>> start
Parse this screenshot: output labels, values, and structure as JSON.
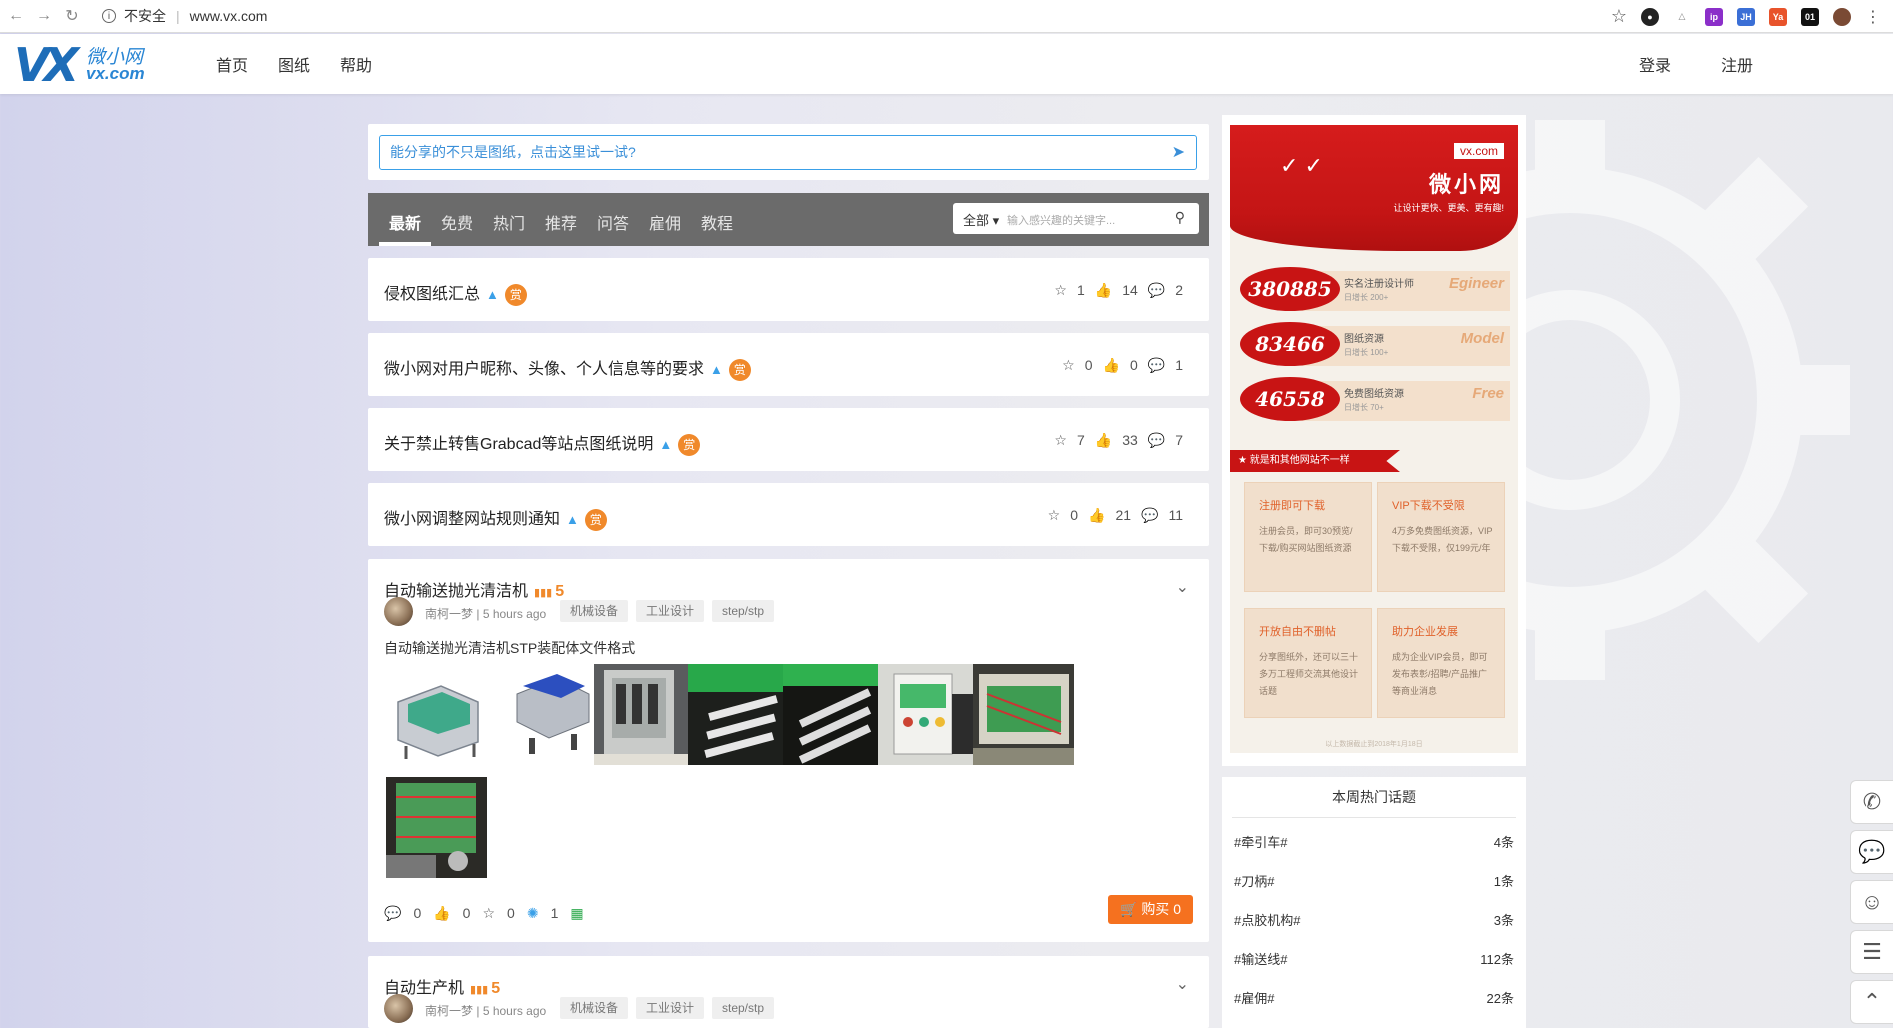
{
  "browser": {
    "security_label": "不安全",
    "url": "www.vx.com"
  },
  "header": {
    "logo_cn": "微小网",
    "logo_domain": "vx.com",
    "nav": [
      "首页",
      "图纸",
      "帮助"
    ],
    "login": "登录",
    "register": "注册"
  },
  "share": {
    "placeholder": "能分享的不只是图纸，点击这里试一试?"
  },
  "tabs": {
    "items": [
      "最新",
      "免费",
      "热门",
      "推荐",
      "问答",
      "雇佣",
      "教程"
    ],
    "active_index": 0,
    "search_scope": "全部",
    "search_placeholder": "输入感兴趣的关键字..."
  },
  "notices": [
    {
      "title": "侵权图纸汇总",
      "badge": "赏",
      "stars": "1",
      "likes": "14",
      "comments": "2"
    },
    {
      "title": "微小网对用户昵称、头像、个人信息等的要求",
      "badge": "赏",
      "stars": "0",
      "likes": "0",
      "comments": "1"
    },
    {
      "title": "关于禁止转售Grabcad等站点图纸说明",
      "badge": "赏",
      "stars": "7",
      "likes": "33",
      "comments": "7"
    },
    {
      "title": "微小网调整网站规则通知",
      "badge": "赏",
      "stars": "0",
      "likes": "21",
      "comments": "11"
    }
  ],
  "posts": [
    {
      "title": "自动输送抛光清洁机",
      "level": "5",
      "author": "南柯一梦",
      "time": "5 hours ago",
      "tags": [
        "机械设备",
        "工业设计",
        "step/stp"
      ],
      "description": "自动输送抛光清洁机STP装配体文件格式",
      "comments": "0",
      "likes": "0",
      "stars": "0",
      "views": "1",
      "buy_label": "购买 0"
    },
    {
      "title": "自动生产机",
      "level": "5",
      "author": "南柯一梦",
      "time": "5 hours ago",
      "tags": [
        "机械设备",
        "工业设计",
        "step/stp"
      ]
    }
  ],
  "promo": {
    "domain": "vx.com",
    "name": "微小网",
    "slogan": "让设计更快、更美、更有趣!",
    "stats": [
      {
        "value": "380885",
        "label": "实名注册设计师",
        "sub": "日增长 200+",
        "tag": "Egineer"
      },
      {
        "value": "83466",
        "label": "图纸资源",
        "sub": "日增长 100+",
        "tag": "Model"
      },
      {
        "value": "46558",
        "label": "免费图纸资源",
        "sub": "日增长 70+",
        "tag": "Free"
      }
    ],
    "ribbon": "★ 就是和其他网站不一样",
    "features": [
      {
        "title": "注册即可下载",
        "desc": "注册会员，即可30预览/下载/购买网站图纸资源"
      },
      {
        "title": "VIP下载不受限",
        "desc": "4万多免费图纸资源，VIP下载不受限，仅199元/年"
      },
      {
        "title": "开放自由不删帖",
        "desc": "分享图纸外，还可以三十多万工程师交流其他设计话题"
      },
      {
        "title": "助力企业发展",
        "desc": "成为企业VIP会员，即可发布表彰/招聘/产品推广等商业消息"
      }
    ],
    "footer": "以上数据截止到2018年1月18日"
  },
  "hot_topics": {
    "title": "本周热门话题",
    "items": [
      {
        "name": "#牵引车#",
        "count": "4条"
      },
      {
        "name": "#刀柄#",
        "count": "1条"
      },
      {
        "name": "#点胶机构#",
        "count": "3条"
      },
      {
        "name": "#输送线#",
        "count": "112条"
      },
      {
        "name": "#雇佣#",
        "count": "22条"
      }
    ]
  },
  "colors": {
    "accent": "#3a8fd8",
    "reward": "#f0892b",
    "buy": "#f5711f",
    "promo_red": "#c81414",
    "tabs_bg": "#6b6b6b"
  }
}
>> end
- [Instruction]: Copy the listing in full and without alteration, omitting every picture.

- [Solution to this task]:
Parse this screenshot: output labels, values, and structure as JSON.
{
  "browser": {
    "security_label": "不安全",
    "url": "www.vx.com"
  },
  "header": {
    "logo_cn": "微小网",
    "logo_domain": "vx.com",
    "nav": [
      "首页",
      "图纸",
      "帮助"
    ],
    "login": "登录",
    "register": "注册"
  },
  "share": {
    "placeholder": "能分享的不只是图纸，点击这里试一试?"
  },
  "tabs": {
    "items": [
      "最新",
      "免费",
      "热门",
      "推荐",
      "问答",
      "雇佣",
      "教程"
    ],
    "active_index": 0,
    "search_scope": "全部",
    "search_placeholder": "输入感兴趣的关键字..."
  },
  "notices": [
    {
      "title": "侵权图纸汇总",
      "badge": "赏",
      "stars": "1",
      "likes": "14",
      "comments": "2"
    },
    {
      "title": "微小网对用户昵称、头像、个人信息等的要求",
      "badge": "赏",
      "stars": "0",
      "likes": "0",
      "comments": "1"
    },
    {
      "title": "关于禁止转售Grabcad等站点图纸说明",
      "badge": "赏",
      "stars": "7",
      "likes": "33",
      "comments": "7"
    },
    {
      "title": "微小网调整网站规则通知",
      "badge": "赏",
      "stars": "0",
      "likes": "21",
      "comments": "11"
    }
  ],
  "posts": [
    {
      "title": "自动输送抛光清洁机",
      "level": "5",
      "author": "南柯一梦",
      "time": "5 hours ago",
      "tags": [
        "机械设备",
        "工业设计",
        "step/stp"
      ],
      "description": "自动输送抛光清洁机STP装配体文件格式",
      "comments": "0",
      "likes": "0",
      "stars": "0",
      "views": "1",
      "buy_label": "购买 0"
    },
    {
      "title": "自动生产机",
      "level": "5",
      "author": "南柯一梦",
      "time": "5 hours ago",
      "tags": [
        "机械设备",
        "工业设计",
        "step/stp"
      ]
    }
  ],
  "promo": {
    "domain": "vx.com",
    "name": "微小网",
    "slogan": "让设计更快、更美、更有趣!",
    "stats": [
      {
        "value": "380885",
        "label": "实名注册设计师",
        "sub": "日增长 200+",
        "tag": "Egineer"
      },
      {
        "value": "83466",
        "label": "图纸资源",
        "sub": "日增长 100+",
        "tag": "Model"
      },
      {
        "value": "46558",
        "label": "免费图纸资源",
        "sub": "日增长 70+",
        "tag": "Free"
      }
    ],
    "ribbon": "★ 就是和其他网站不一样",
    "features": [
      {
        "title": "注册即可下载",
        "desc": "注册会员，即可30预览/下载/购买网站图纸资源"
      },
      {
        "title": "VIP下载不受限",
        "desc": "4万多免费图纸资源，VIP下载不受限，仅199元/年"
      },
      {
        "title": "开放自由不删帖",
        "desc": "分享图纸外，还可以三十多万工程师交流其他设计话题"
      },
      {
        "title": "助力企业发展",
        "desc": "成为企业VIP会员，即可发布表彰/招聘/产品推广等商业消息"
      }
    ],
    "footer": "以上数据截止到2018年1月18日"
  },
  "hot_topics": {
    "title": "本周热门话题",
    "items": [
      {
        "name": "#牵引车#",
        "count": "4条"
      },
      {
        "name": "#刀柄#",
        "count": "1条"
      },
      {
        "name": "#点胶机构#",
        "count": "3条"
      },
      {
        "name": "#输送线#",
        "count": "112条"
      },
      {
        "name": "#雇佣#",
        "count": "22条"
      }
    ]
  },
  "colors": {
    "accent": "#3a8fd8",
    "reward": "#f0892b",
    "buy": "#f5711f",
    "promo_red": "#c81414",
    "tabs_bg": "#6b6b6b"
  }
}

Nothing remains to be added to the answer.